**Text for analysis**:
When I had lost a ton of weight – 30 pounds (through a rigorous healthy-eating plan that left no room for anything fun, obsessing over the scale, and working out, actually not more than is healthy, but bordering on it) – my mom’s cousin (who we were visiting in England at the time) commented that I “really must have been chubby before.”  I wanted to reach out and strangle him (he was driving, so I restrained myself, but I didn’t talk to him for basically the entire rest of the trip).  He was implying that since I was so “chubby” at thirty pounds less, I had to have been a HUUUUUGE fatty before.

I will not use the word I almost called him (in front of my parents, no less).  But suffice it to say that it’s not appropriate for network TV.

Likewise, during that same time period, my dentist (who’s known me since I was a late teenager) raved, “You lost a whole person!”  Um.  No, I didn’t.  If I’d have lost a whole person’s worth of weight (even a very small person), I’d be the weight of a fourth grader.  I was never that fat to begin with.

Way to make a girl feel weirdly conscious about her weight.

I don’t know a single woman who isn’t self-conscious about her weight, whether it’s gone up or down.  I don’t own a scale (on purpose – when I did, I was checking my weight five or six times a day) and I don’t usually know how much I weigh, but I’ve been to the doctor several times over the last six months.  I hate stepping on that scale and seeing the number.  It hasn’t jumped in a while, but it’s still this number I never thought I’d see.  And when you ask if I’ve lost a ton of weight, it makes me feel even worse about it.

(Extracted data entries)
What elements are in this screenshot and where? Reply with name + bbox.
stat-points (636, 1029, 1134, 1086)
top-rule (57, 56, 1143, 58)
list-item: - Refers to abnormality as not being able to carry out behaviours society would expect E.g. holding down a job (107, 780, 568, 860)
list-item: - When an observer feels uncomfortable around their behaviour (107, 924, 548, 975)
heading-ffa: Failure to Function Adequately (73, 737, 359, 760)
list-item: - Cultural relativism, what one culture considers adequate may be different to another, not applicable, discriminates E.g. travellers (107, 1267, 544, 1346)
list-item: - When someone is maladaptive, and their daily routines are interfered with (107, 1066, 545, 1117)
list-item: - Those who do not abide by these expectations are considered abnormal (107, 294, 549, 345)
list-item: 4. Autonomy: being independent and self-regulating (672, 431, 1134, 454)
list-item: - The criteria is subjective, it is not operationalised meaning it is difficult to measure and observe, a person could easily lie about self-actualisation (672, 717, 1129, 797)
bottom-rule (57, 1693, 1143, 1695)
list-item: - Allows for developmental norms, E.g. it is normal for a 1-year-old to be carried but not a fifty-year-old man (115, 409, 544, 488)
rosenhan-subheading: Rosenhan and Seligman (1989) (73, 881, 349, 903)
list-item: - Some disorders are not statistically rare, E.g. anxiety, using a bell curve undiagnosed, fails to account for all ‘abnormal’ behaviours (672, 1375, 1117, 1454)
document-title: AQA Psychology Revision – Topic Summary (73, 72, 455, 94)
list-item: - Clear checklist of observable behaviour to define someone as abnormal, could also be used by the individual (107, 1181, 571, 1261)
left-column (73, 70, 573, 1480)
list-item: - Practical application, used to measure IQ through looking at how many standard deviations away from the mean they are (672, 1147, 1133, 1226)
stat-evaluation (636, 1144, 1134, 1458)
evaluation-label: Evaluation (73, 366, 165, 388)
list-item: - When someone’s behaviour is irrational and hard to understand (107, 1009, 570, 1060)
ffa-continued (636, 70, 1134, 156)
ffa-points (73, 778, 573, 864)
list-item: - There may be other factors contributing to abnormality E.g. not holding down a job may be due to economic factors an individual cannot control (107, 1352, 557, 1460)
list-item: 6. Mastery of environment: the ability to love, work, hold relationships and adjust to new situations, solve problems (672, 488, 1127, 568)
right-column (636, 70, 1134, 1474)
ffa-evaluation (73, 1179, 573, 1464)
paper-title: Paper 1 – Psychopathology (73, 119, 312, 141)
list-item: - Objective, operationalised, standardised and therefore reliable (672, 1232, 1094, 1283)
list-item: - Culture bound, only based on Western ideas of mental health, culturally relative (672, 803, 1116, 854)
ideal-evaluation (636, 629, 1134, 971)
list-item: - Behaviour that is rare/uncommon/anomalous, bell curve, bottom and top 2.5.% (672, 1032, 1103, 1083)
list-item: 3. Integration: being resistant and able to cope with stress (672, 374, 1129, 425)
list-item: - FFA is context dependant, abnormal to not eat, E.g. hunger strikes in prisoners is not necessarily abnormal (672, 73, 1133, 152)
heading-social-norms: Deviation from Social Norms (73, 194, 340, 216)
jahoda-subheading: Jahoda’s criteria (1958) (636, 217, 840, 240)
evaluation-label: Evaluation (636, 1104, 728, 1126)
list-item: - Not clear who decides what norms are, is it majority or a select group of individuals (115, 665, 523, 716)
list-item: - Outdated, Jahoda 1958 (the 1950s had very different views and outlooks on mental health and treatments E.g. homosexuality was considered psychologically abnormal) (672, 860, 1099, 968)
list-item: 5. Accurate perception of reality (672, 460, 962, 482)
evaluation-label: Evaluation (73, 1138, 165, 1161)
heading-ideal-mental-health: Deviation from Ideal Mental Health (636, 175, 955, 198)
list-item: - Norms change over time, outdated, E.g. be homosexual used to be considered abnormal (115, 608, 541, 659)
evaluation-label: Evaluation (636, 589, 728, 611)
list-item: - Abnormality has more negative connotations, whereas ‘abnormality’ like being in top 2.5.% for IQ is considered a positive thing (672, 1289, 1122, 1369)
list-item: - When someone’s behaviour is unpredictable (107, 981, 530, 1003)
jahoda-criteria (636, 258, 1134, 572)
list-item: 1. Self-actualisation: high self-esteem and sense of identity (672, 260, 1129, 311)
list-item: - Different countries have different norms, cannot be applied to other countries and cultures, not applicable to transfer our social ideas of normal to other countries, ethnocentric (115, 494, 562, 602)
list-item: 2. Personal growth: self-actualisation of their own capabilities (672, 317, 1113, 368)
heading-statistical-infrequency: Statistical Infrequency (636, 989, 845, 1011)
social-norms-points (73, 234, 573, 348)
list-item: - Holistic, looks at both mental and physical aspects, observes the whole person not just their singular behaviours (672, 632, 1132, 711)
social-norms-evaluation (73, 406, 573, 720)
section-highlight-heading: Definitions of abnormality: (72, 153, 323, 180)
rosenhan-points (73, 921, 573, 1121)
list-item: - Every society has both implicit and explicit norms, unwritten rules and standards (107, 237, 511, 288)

**Prompt**: Output the passage of the weight essay starting with "When I had lost" and going on through "for network TV.", copied word for word.

**Task output**:
When I had lost a ton of weight – 30 pounds (through a rigorous healthy-eating plan that left no room for anything fun, obsessing over the scale, and working out, actually not more than is healthy, but bordering on it) – my mom’s cousin (who we were visiting in England at the time) commented that I “really must have been chubby before.”  I wanted to reach out and strangle him (he was driving, so I restrained myself, but I didn’t talk to him for basically the entire rest of the trip).  He was implying that since I was so “chubby” at thirty pounds less, I had to have been a HUUUUUGE fatty before.

I will not use the word I almost called him (in front of my parents, no less).  But suffice it to say that it’s not appropriate for network TV.